* _Challenge 1_
Set down the part of the essay on respect starting with "In response to this" and going on through "is going on.", word for word.

* _Selection_
Maybe I’m just getting old. Not since my twenties have I found myself feeling so disrespected by those younger. In fact, I have made it a point not to be so hung up on respect. Let me start with my late twenties.
In my late twenties I began working in the field of substance abuse, basically as a mental health technician at an adolescent rehabilitation center (for those uninitiated in this terminology, that’s simply a glorified babysitter. I would make sure they brushed their teeth, went to the required activities, went, and stayed in bed). I would talk to them when they had a crisis, and this was the beginning of my counseling career. One of my predominant feelings during the first two years I held this job was how disrespectful the adolescents were to me. I don’t mean that they were constantly disrespectful, but there were periods where the disrespect was readily apparent. It seemed to most often occur when I needed something to be done, and the individual refused to do it. It was my expectation that because I was in a position of authority the request or demand would simply be done. Instead, I was met with disrespectful words and refusal.
As part of my supervision I would discuss this, and eventually my supervisor suggested that my demand for respect was probably an unrealistic expectation and that I should likely stop demanding it. He also challenged me as to what my desire for respect might be about.
In response to this I worked on not expecting respect. As I studied Eastern philosophy the tenet of humility was cultivated. Although no one really describes me as humble, I do try my best not to take myself too seriously, and, and yes this sounds contradictory, I pride myself on not demanding respect. (Pride stands in a somewhat oppositional position to humility). But lately I’m beginning to wonder what is going on.
Recently I had a serious and relationship damaging disagreement with a family member. The central tenet to the disagreement was an issue of respect, at least for me. I can say with certainty neither of us liked the way the other spoke to them. Recently I have been challenged three times in as many days about grades I provided on a paper. The most recent was in response to my comment “Way too many commas, especially in the last two paragraphs.” It started with the line, and I quote, “The commas are part of writing.” Now perhaps I’m being sensitive, but this sounds a bit condescending. It may be important to note this was in response to a grade of 93.

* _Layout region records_
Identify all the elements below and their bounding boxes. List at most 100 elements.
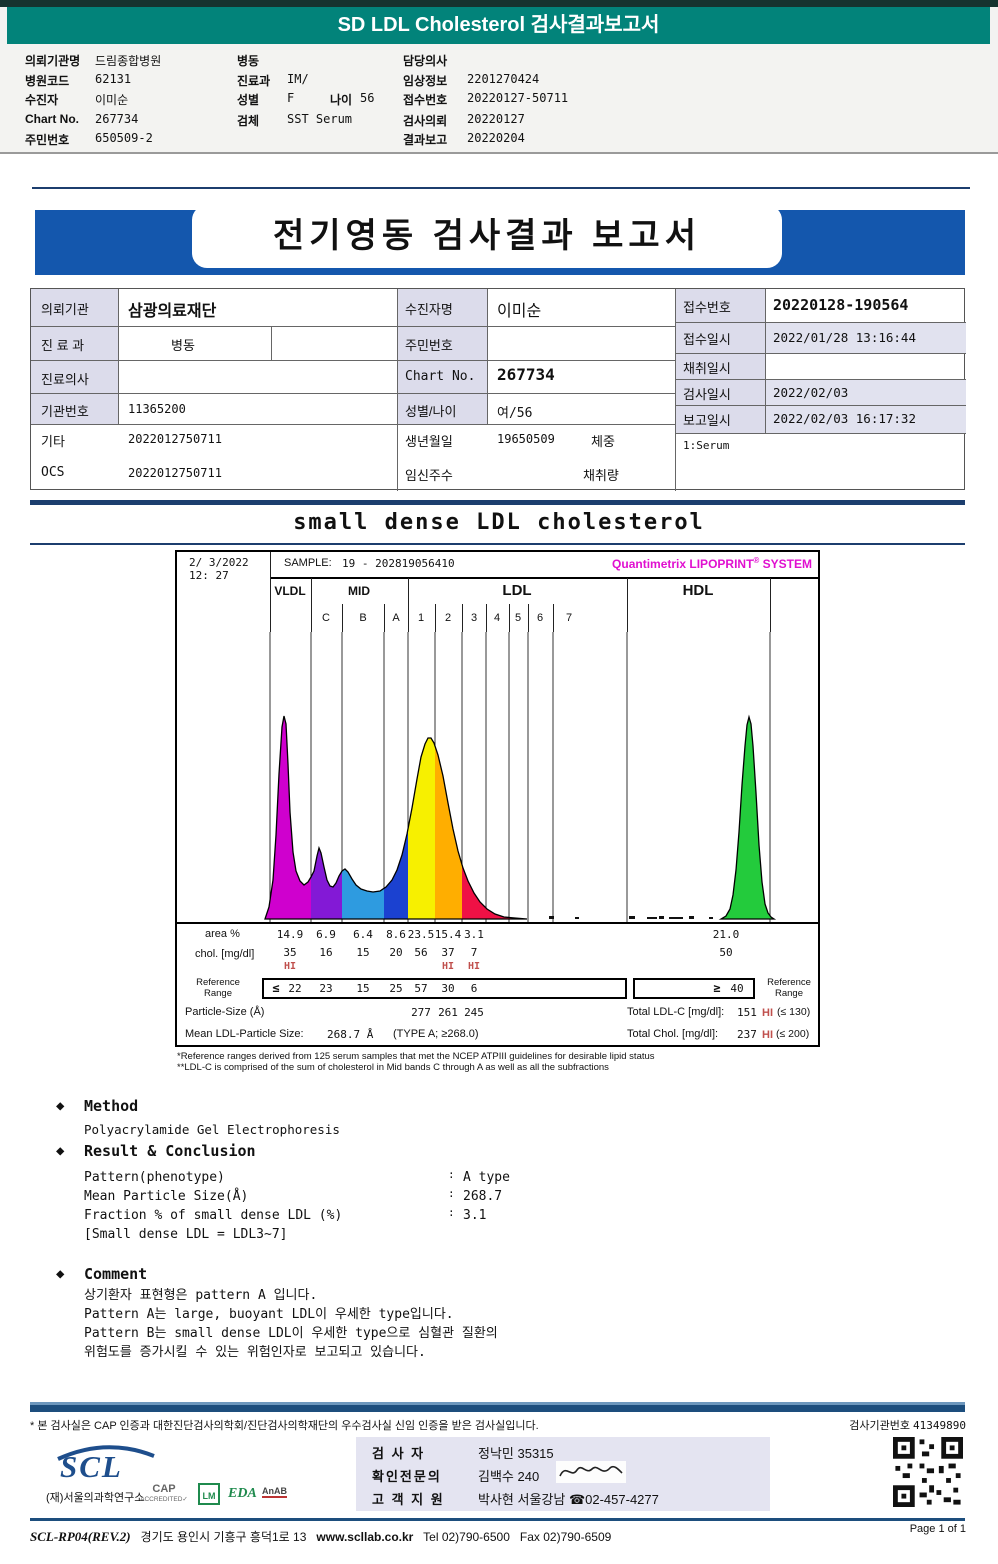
grid-line [487, 289, 488, 424]
label-accession-no: 접수번호 [683, 300, 731, 315]
chol-value: 35 [283, 946, 297, 959]
grid-line [118, 289, 119, 424]
field-resident-no: 주민번호 650509-2 [25, 131, 153, 147]
value-chart-no: 267734 [497, 365, 555, 384]
label-weight: 체중 [591, 434, 615, 449]
label-collected-at: 채취일시 [683, 361, 731, 376]
accreditation-note: * 본 검사실은 CAP 인증과 대한진단검사의학회/진단검사의학재단의 우수검… [30, 1420, 539, 1432]
ref-ge: ≥ [713, 981, 721, 995]
mean-value: 268.7 Å [327, 1028, 374, 1041]
ref-value: 25 [389, 982, 403, 995]
baseline-marks [549, 916, 713, 919]
org-number: 검사기관번호 41349890 [849, 1419, 966, 1432]
band-line [311, 578, 312, 632]
footnote-2: **LDL-C is comprised of the sum of chole… [177, 1062, 609, 1073]
signature-panel: 검 사 자 정낙민 35315 확인전문의 김백수 240 고 객 지 원 박사… [356, 1437, 770, 1511]
value-tested-at: 2022/02/03 [773, 385, 849, 400]
reference-label-left: Reference Range [196, 977, 240, 999]
area-value: 6.4 [353, 928, 373, 941]
hi-flag: HI [762, 1029, 773, 1041]
report-title: SD LDL Cholesterol 검사결과보고서 [337, 14, 660, 36]
band-line [486, 604, 487, 632]
value-patient-name: 이미순 [497, 303, 542, 320]
doc-code: SCL-RP04(REV.2) [30, 1529, 131, 1544]
electrophoresis-title: 전기영동 검사결과 보고서 [192, 205, 782, 268]
ref-value: 15 [356, 982, 370, 995]
chart-time: 12: 27 [189, 569, 229, 582]
field-doctor: 담당의사 [403, 54, 448, 68]
ref-le: ≤ [272, 981, 280, 995]
eda-logo: EDA [228, 1486, 257, 1501]
total-chol-ref: (≤ 200) [776, 1028, 810, 1040]
label-attending-doctor: 진료의사 [41, 372, 89, 387]
result-conclusion-heading: Result & Conclusion [84, 1142, 256, 1160]
result-pattern-label: Pattern(phenotype) [84, 1170, 225, 1185]
area-value: 23.5 [407, 928, 435, 941]
area-value: 3.1 [464, 928, 484, 941]
ref-value: 6 [470, 982, 478, 995]
sample-label: SAMPLE: [284, 557, 332, 569]
chol-value: 16 [319, 946, 333, 959]
field-department: 진료과 IM/ [237, 72, 309, 88]
mean-type: (TYPE A; ≥268.0) [393, 1028, 479, 1040]
area-value: 15.4 [434, 928, 462, 941]
label-chart-no: Chart No. [405, 369, 476, 384]
field-hospital-code: 병원코드 62131 [25, 72, 132, 88]
field-report-date: 결과보고 20220204 [403, 131, 525, 147]
grid-line [31, 326, 675, 327]
lm-logo: LM [198, 1483, 220, 1505]
field-chart-no: Chart No. 267734 [25, 112, 139, 126]
lipoprint-brand: Quantimetrix LIPOPRINT® SYSTEM [612, 556, 812, 571]
field-patient: 수진자 이미순 [25, 93, 129, 107]
particle-value: 277 [411, 1006, 431, 1019]
ref-value: 23 [319, 982, 333, 995]
field-receipt-no: 접수번호 20220127-50711 [403, 91, 569, 107]
chol-row-label: chol. [mg/dl] [195, 948, 255, 960]
value-org-no: 11365200 [128, 402, 186, 416]
result-size-value: 268.7 [463, 1189, 503, 1204]
chart-date: 2/ 3/2022 [189, 556, 249, 569]
band-line [435, 604, 436, 632]
total-ldl-ref: (≤ 130) [777, 1006, 811, 1018]
colon: : [448, 1187, 455, 1200]
divider [30, 543, 965, 545]
field-sex-age: 성별 F 나이 56 [237, 91, 375, 107]
area-value: 14.9 [276, 928, 304, 941]
sub-band-7: 7 [565, 612, 573, 624]
sub-band-4: 4 [493, 612, 501, 624]
grid-line [31, 360, 675, 361]
sample-value: 19 - 202819056410 [342, 557, 455, 570]
hi-flag: HI [441, 961, 455, 972]
value-etc: 2022012750711 [128, 432, 222, 446]
mean-label: Mean LDL-Particle Size: [185, 1028, 304, 1040]
band-line [770, 578, 771, 632]
value-accession-no: 20220128-190564 [773, 296, 909, 314]
ref-hdl-value: 40 [730, 982, 744, 995]
grid-line [31, 424, 675, 425]
diamond-icon: ◆ [56, 1266, 65, 1282]
comment-line: Pattern A는 large, buoyant LDL이 우세한 type입… [84, 1307, 454, 1322]
band-vldl: VLDL [274, 584, 306, 598]
mean-row: Mean LDL-Particle Size: 268.7 Å (TYPE A;… [177, 1024, 818, 1047]
grid-line [675, 433, 966, 434]
lipoprint-chart: 2/ 3/2022 12: 27 SAMPLE: 19 - 2028190564… [175, 550, 820, 1047]
registered-mark: ® [753, 556, 760, 565]
value-serum: 1:Serum [683, 439, 730, 452]
chol-value: 7 [470, 946, 478, 959]
grid-line [675, 405, 966, 406]
total-ldl-label: Total LDL-C [mg/dl]: [627, 1006, 725, 1018]
examiner-label: 검 사 자 [372, 1446, 426, 1461]
comment-heading: Comment [84, 1265, 148, 1283]
footnote-1: *Reference ranges derived from 125 serum… [177, 1051, 655, 1062]
value-request-org: 삼광의료재단 [128, 303, 217, 320]
sub-band-1: 1 [417, 612, 425, 624]
particle-value: 261 [438, 1006, 458, 1019]
band-ldl: LDL [502, 582, 532, 599]
page-number: Page 1 of 1 [909, 1523, 966, 1535]
bottom-divider [30, 1518, 965, 1521]
sub-band-5: 5 [514, 612, 522, 624]
reference-row: Reference Range ≤ 22 23 15 25 57 30 6 ≥ … [177, 976, 818, 1002]
sample-row: SAMPLE: 19 - 202819056410 Quantimetrix L… [270, 552, 818, 579]
examiner-value: 정낙민 35315 [478, 1446, 554, 1461]
label-etc: 기타 [41, 434, 65, 449]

* _Challenge 2_
Please rewrite the lines of the records, starting with the line with "grid-line [487, 289, 488, 424]" and going on through the line with "value-chart-no: 267734 [497, 365, 555, 384]", as a JSON list of strings with one string per line and blank lines left out.

* _Result 1_
In response to this I worked on not expecting respect. As I studied Eastern philosophy the tenet of humility was cultivated. Although no one really describes me as humble, I do try my best not to take myself too seriously, and, and yes this sounds contradictory, I pride myself on not demanding respect. (Pride stands in a somewhat oppositional position to humility). But lately I’m beginning to wonder what is going on.

* _Result 2_
[
  "grid-line [487, 289, 488, 424]",
  "label-accession-no: 접수번호 [683, 300, 731, 315]",
  "chol-value: 35 [283, 946, 297, 959]",
  "grid-line [118, 289, 119, 424]",
  "field-resident-no: 주민번호 650509-2 [25, 131, 153, 147]",
  "value-chart-no: 267734 [497, 365, 555, 384]"
]